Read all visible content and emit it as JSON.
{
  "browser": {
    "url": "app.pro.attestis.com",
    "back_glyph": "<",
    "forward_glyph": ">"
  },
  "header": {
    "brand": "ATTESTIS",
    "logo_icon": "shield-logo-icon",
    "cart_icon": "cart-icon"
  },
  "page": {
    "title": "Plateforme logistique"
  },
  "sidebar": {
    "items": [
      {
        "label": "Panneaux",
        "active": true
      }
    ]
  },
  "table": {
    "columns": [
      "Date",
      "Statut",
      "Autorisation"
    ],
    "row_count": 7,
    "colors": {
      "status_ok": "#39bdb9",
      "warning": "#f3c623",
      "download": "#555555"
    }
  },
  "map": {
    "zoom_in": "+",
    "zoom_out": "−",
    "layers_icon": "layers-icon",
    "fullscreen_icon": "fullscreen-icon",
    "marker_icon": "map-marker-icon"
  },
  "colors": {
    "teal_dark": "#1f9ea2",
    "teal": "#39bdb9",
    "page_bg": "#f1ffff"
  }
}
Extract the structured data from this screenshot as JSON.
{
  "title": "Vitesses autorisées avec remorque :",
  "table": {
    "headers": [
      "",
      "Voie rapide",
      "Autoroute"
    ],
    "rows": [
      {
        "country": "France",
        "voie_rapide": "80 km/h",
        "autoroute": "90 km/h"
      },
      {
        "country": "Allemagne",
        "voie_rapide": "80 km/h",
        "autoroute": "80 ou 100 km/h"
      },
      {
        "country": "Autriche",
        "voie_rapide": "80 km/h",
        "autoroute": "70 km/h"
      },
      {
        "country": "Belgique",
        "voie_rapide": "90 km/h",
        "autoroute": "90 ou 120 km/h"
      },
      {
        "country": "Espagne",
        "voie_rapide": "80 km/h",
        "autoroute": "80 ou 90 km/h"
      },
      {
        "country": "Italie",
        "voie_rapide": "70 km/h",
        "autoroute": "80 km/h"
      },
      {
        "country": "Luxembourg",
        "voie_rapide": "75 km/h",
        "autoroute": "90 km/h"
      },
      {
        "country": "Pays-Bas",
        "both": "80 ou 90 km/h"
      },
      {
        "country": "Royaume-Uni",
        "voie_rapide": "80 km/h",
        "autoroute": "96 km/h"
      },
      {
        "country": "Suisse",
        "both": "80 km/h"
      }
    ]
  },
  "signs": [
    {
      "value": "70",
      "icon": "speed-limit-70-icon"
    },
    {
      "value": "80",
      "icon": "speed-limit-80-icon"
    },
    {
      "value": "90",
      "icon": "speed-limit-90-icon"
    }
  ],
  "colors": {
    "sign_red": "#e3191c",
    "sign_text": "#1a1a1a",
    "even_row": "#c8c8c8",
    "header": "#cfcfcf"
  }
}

--*--

GIVEN INSTRUCTION
Working from the entries above, return all lines that contain "speed".

THE REPLY
      "icon": "speed-limit-70-icon"
      "icon": "speed-limit-80-icon"
      "icon": "speed-limit-90-icon"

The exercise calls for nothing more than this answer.